:: PROBLEM TO WORK ON ::
Return the records in full, exactly as given.
--- Start of RECORDS SHOWN ---
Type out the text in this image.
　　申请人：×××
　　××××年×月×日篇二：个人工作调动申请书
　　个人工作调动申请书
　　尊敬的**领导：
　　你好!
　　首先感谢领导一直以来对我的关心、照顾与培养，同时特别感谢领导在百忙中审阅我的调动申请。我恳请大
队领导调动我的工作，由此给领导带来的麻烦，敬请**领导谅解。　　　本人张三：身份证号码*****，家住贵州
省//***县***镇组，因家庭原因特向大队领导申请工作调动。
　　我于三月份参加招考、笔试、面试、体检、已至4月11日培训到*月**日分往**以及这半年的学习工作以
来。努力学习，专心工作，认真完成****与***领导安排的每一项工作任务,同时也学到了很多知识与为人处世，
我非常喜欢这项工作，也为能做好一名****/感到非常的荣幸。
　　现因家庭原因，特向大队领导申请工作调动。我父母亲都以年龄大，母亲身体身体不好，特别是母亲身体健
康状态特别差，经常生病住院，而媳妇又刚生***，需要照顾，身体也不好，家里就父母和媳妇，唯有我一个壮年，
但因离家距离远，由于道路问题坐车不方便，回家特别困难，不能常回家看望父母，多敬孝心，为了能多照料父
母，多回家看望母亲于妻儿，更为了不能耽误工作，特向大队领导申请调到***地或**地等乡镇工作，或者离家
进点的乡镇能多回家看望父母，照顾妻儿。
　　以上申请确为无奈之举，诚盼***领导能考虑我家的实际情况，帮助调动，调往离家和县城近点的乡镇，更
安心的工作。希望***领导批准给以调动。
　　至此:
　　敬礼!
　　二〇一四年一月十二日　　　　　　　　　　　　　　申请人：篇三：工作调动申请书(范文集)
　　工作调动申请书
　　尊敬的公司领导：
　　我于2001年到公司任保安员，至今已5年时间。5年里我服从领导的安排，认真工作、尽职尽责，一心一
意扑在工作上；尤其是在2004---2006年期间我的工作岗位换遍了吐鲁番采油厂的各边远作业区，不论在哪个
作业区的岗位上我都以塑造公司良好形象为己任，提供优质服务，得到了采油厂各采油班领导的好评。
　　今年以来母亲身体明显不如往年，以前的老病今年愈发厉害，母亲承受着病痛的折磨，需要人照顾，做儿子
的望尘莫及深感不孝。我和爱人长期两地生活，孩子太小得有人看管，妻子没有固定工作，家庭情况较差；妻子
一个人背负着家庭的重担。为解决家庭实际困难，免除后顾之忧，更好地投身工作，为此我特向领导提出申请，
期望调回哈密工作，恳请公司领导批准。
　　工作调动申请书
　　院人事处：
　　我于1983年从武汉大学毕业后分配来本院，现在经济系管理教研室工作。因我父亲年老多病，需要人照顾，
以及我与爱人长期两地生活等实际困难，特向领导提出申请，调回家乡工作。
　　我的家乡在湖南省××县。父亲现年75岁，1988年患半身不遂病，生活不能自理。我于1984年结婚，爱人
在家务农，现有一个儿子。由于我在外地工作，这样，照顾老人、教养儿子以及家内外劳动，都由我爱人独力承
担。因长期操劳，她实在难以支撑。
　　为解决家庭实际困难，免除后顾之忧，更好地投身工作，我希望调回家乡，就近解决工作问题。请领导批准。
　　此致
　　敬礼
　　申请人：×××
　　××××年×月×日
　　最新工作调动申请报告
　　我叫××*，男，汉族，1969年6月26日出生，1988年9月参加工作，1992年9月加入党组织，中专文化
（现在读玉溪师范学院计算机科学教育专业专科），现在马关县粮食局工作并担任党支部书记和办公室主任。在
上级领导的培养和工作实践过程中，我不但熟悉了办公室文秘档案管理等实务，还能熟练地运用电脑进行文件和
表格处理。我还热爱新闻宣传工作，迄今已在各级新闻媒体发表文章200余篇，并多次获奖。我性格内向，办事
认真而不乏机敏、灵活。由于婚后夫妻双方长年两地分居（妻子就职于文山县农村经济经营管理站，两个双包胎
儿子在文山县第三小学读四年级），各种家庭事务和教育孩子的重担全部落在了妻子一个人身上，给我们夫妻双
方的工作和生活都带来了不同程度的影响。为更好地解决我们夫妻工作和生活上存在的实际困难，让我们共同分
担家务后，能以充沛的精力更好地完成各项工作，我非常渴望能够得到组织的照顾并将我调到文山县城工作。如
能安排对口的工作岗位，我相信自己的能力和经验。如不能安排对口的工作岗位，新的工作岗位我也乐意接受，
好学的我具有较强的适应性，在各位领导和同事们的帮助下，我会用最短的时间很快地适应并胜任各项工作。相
--- End of RECORDS SHOWN ---
:: PROBLEM SOLUTION ::
Type out the text in this image.
　　申请人：×××
　　××××年×月×日篇二：个人工作调动申请书
　　个人工作调动申请书
　　尊敬的**领导：
　　你好!
　　首先感谢领导一直以来对我的关心、照顾与培养，同时特别感谢领导在百忙中审阅我的调动申请。我恳请大
队领导调动我的工作，由此给领导带来的麻烦，敬请**领导谅解。　　　本人张三：身份证号码*****，家住贵州
省//***县***镇组，因家庭原因特向大队领导申请工作调动。
　　我于三月份参加招考、笔试、面试、体检、已至4月11日培训到*月**日分往**以及这半年的学习工作以
来。努力学习，专心工作，认真完成****与***领导安排的每一项工作任务,同时也学到了很多知识与为人处世，
我非常喜欢这项工作，也为能做好一名****/感到非常的荣幸。
　　现因家庭原因，特向大队领导申请工作调动。我父母亲都以年龄大，母亲身体身体不好，特别是母亲身体健
康状态特别差，经常生病住院，而媳妇又刚生***，需要照顾，身体也不好，家里就父母和媳妇，唯有我一个壮年，
但因离家距离远，由于道路问题坐车不方便，回家特别困难，不能常回家看望父母，多敬孝心，为了能多照料父
母，多回家看望母亲于妻儿，更为了不能耽误工作，特向大队领导申请调到***地或**地等乡镇工作，或者离家
进点的乡镇能多回家看望父母，照顾妻儿。
　　以上申请确为无奈之举，诚盼***领导能考虑我家的实际情况，帮助调动，调往离家和县城近点的乡镇，更
安心的工作。希望***领导批准给以调动。
　　至此:
　　敬礼!
　　二〇一四年一月十二日　　　　　　　　　　　　　　申请人：篇三：工作调动申请书(范文集)
　　工作调动申请书
　　尊敬的公司领导：
　　我于2001年到公司任保安员，至今已5年时间。5年里我服从领导的安排，认真工作、尽职尽责，一心一
意扑在工作上；尤其是在2004---2006年期间我的工作岗位换遍了吐鲁番采油厂的各边远作业区，不论在哪个
作业区的岗位上我都以塑造公司良好形象为己任，提供优质服务，得到了采油厂各采油班领导的好评。
　　今年以来母亲身体明显不如往年，以前的老病今年愈发厉害，母亲承受着病痛的折磨，需要人照顾，做儿子
的望尘莫及深感不孝。我和爱人长期两地生活，孩子太小得有人看管，妻子没有固定工作，家庭情况较差；妻子
一个人背负着家庭的重担。为解决家庭实际困难，免除后顾之忧，更好地投身工作，为此我特向领导提出申请，
期望调回哈密工作，恳请公司领导批准。
　　工作调动申请书
　　院人事处：
　　我于1983年从武汉大学毕业后分配来本院，现在经济系管理教研室工作。因我父亲年老多病，需要人照顾，
以及我与爱人长期两地生活等实际困难，特向领导提出申请，调回家乡工作。
　　我的家乡在湖南省××县。父亲现年75岁，1988年患半身不遂病，生活不能自理。我于1984年结婚，爱人
在家务农，现有一个儿子。由于我在外地工作，这样，照顾老人、教养儿子以及家内外劳动，都由我爱人独力承
担。因长期操劳，她实在难以支撑。
　　为解决家庭实际困难，免除后顾之忧，更好地投身工作，我希望调回家乡，就近解决工作问题。请领导批准。
　　此致
　　敬礼
　　申请人：×××
　　××××年×月×日
　　最新工作调动申请报告
　　我叫××*，男，汉族，1969年6月26日出生，1988年9月参加工作，1992年9月加入党组织，中专文化
（现在读玉溪师范学院计算机科学教育专业专科），现在马关县粮食局工作并担任党支部书记和办公室主任。在
上级领导的培养和工作实践过程中，我不但熟悉了办公室文秘档案管理等实务，还能熟练地运用电脑进行文件和
表格处理。我还热爱新闻宣传工作，迄今已在各级新闻媒体发表文章200余篇，并多次获奖。我性格内向，办事
认真而不乏机敏、灵活。由于婚后夫妻双方长年两地分居（妻子就职于文山县农村经济经营管理站，两个双包胎
儿子在文山县第三小学读四年级），各种家庭事务和教育孩子的重担全部落在了妻子一个人身上，给我们夫妻双
方的工作和生活都带来了不同程度的影响。为更好地解决我们夫妻工作和生活上存在的实际困难，让我们共同分
担家务后，能以充沛的精力更好地完成各项工作，我非常渴望能够得到组织的照顾并将我调到文山县城工作。如
能安排对口的工作岗位，我相信自己的能力和经验。如不能安排对口的工作岗位，新的工作岗位我也乐意接受，
好学的我具有较强的适应性，在各位领导和同事们的帮助下，我会用最短的时间很快地适应并胜任各项工作。相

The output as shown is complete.